**Selected text:**
§

Evolution of Solute-Water Interactions in the Benzaldehyde- (H2O)1-6 Clusters by Rotational Spectroscopy

The investigation on the preferred arrangement and intermolecular interactions of gas phase solute-water clusters gives insights into the intermolecular potentials that govern the structure and dynamics of the aqueous solutions. Here, we report the investigation of hydrated coordination networks of benzaldehyde-(water)n (n = 1-6) clusters in a pulsed supersonic expansion using broadband rotational spectroscopy. Benzaldehyde (PhCHO) is the simplest aromatic aldehyde that involves both hydrophilic (CHO) and hydrophobic (phenyl ring) functional groups, which can mimic molecules of biological significance. For the n = 1-3 clusters, the water molecules are connected around the hydrophilic CHO moiety of benzaldehyde through a strong CO center dot center dot center dot HO hydrogen bond and weak CH center dot center dot center dot OH hydrogen bond(s). For the larger clusters, the spectra are consistent with the structures in which the water clusters are coordinated on the surface of PhCHO with both the hydrophilic CHO and hydrophobic phenyl ring groups being involved in the bonding interactions. The presence of benzaldehyde does not strongly interfere with the cyclic water tetramer and pentamer, which retain the same structure as in the pure water cluster. The book isomer instead of cage or prism isomers of the water hexamer is incorporated into the microsolvated cluster. The PhCHO molecule deviates from the planar structure upon sequential addition of water molecules. The PhCHO-(H2O)1-6 clusters may serve as a simple model system in understanding the solute-water interactions of biologically relevant molecules in an aqueous environment.

§

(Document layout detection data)
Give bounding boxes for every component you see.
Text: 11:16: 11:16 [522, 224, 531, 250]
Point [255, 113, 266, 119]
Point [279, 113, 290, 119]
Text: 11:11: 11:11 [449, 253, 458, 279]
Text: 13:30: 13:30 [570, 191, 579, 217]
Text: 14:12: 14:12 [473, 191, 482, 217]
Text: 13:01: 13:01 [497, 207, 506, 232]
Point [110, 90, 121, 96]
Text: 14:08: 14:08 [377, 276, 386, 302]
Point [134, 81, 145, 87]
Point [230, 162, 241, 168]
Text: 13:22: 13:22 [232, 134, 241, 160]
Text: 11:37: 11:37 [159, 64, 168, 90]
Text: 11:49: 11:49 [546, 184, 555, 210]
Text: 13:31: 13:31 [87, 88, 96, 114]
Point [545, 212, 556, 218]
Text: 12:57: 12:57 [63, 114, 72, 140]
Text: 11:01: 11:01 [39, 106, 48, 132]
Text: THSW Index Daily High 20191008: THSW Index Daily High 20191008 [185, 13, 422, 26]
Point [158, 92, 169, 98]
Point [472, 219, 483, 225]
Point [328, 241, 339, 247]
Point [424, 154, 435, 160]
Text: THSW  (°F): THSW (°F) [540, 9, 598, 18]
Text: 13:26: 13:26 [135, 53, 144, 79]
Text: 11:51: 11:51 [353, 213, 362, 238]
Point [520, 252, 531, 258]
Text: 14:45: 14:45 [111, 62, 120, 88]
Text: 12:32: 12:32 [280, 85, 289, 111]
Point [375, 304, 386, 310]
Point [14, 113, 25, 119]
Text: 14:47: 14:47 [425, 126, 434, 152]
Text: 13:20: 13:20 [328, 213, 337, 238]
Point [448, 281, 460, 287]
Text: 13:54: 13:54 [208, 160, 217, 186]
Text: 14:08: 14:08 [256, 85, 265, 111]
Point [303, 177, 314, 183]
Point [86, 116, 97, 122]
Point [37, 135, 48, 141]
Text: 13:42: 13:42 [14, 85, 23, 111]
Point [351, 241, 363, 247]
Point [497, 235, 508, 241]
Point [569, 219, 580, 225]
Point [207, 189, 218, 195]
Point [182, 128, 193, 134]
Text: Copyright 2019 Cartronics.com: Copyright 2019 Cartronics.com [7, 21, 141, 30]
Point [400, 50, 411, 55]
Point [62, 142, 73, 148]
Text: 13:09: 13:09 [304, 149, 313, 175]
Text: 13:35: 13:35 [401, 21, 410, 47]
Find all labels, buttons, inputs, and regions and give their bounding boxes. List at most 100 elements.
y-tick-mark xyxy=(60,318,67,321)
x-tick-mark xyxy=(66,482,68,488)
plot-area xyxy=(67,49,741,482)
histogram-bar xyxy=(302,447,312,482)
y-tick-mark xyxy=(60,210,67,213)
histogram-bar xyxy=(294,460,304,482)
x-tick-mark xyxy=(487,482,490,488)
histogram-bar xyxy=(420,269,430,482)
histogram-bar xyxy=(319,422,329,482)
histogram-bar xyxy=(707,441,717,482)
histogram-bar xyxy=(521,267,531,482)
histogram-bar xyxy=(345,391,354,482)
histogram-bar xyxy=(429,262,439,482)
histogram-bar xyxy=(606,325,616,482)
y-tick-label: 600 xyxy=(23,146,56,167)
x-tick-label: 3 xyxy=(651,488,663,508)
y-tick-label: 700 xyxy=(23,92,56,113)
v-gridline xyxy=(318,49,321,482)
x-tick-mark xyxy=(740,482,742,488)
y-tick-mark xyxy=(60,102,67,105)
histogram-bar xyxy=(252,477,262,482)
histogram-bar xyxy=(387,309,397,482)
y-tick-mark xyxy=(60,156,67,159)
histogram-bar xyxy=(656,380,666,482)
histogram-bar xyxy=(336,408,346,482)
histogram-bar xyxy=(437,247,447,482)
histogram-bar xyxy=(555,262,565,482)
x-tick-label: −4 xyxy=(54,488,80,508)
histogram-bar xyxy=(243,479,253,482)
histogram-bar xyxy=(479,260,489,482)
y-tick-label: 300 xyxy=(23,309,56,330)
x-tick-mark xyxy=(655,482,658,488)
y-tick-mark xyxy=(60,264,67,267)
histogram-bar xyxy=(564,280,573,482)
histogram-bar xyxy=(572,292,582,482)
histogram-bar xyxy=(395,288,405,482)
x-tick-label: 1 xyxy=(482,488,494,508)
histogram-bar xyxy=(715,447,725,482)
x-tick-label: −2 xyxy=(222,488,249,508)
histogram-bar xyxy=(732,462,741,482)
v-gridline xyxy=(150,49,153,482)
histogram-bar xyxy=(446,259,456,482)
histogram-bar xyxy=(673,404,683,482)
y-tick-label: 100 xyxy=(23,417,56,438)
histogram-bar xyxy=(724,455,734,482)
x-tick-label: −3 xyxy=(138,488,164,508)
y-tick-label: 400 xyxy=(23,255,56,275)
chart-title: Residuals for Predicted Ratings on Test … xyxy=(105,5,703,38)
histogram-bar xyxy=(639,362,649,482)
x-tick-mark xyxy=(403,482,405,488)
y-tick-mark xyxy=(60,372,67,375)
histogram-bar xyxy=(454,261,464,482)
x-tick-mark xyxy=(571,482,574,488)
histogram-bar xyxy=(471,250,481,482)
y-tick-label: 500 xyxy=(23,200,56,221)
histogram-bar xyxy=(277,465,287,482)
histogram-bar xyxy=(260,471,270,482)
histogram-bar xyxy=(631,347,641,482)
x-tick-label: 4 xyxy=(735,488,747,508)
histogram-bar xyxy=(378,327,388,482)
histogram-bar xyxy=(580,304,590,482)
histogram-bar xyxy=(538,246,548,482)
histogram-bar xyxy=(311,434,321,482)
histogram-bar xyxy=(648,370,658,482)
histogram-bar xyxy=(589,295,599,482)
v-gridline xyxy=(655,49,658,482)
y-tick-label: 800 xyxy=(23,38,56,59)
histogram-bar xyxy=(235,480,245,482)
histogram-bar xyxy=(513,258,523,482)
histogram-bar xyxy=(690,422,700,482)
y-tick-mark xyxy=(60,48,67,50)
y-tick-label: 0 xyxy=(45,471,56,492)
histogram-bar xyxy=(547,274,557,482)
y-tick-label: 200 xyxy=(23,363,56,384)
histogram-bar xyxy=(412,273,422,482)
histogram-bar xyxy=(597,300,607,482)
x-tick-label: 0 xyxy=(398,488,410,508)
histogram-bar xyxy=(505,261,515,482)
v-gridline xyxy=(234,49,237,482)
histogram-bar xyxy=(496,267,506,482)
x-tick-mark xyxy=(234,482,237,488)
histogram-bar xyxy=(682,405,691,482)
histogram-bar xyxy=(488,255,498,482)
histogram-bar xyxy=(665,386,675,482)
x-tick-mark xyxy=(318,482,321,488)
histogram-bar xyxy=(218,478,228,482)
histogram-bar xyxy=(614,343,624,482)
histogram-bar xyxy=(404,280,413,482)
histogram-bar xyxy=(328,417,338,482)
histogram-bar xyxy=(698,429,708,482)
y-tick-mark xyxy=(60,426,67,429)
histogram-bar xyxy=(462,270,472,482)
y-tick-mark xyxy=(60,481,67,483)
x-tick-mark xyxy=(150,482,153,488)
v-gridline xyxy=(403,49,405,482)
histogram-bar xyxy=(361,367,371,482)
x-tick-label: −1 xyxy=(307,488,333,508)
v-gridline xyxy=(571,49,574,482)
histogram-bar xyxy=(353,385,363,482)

§

**What the task asks:**
Quote the full text above about benzaldehyde-water clusters word for word.

**Answer below:**
Evolution of Solute-Water Interactions in the Benzaldehyde- (H2O)1-6 Clusters by Rotational Spectroscopy

The investigation on the preferred arrangement and intermolecular interactions of gas phase solute-water clusters gives insights into the intermolecular potentials that govern the structure and dynamics of the aqueous solutions. Here, we report the investigation of hydrated coordination networks of benzaldehyde-(water)n (n = 1-6) clusters in a pulsed supersonic expansion using broadband rotational spectroscopy. Benzaldehyde (PhCHO) is the simplest aromatic aldehyde that involves both hydrophilic (CHO) and hydrophobic (phenyl ring) functional groups, which can mimic molecules of biological significance. For the n = 1-3 clusters, the water molecules are connected around the hydrophilic CHO moiety of benzaldehyde through a strong CO center dot center dot center dot HO hydrogen bond and weak CH center dot center dot center dot OH hydrogen bond(s). For the larger clusters, the spectra are consistent with the structures in which the water clusters are coordinated on the surface of PhCHO with both the hydrophilic CHO and hydrophobic phenyl ring groups being involved in the bonding interactions. The presence of benzaldehyde does not strongly interfere with the cyclic water tetramer and pentamer, which retain the same structure as in the pure water cluster. The book isomer instead of cage or prism isomers of the water hexamer is incorporated into the microsolvated cluster. The PhCHO molecule deviates from the planar structure upon sequential addition of water molecules. The PhCHO-(H2O)1-6 clusters may serve as a simple model system in understanding the solute-water interactions of biologically relevant molecules in an aqueous environment.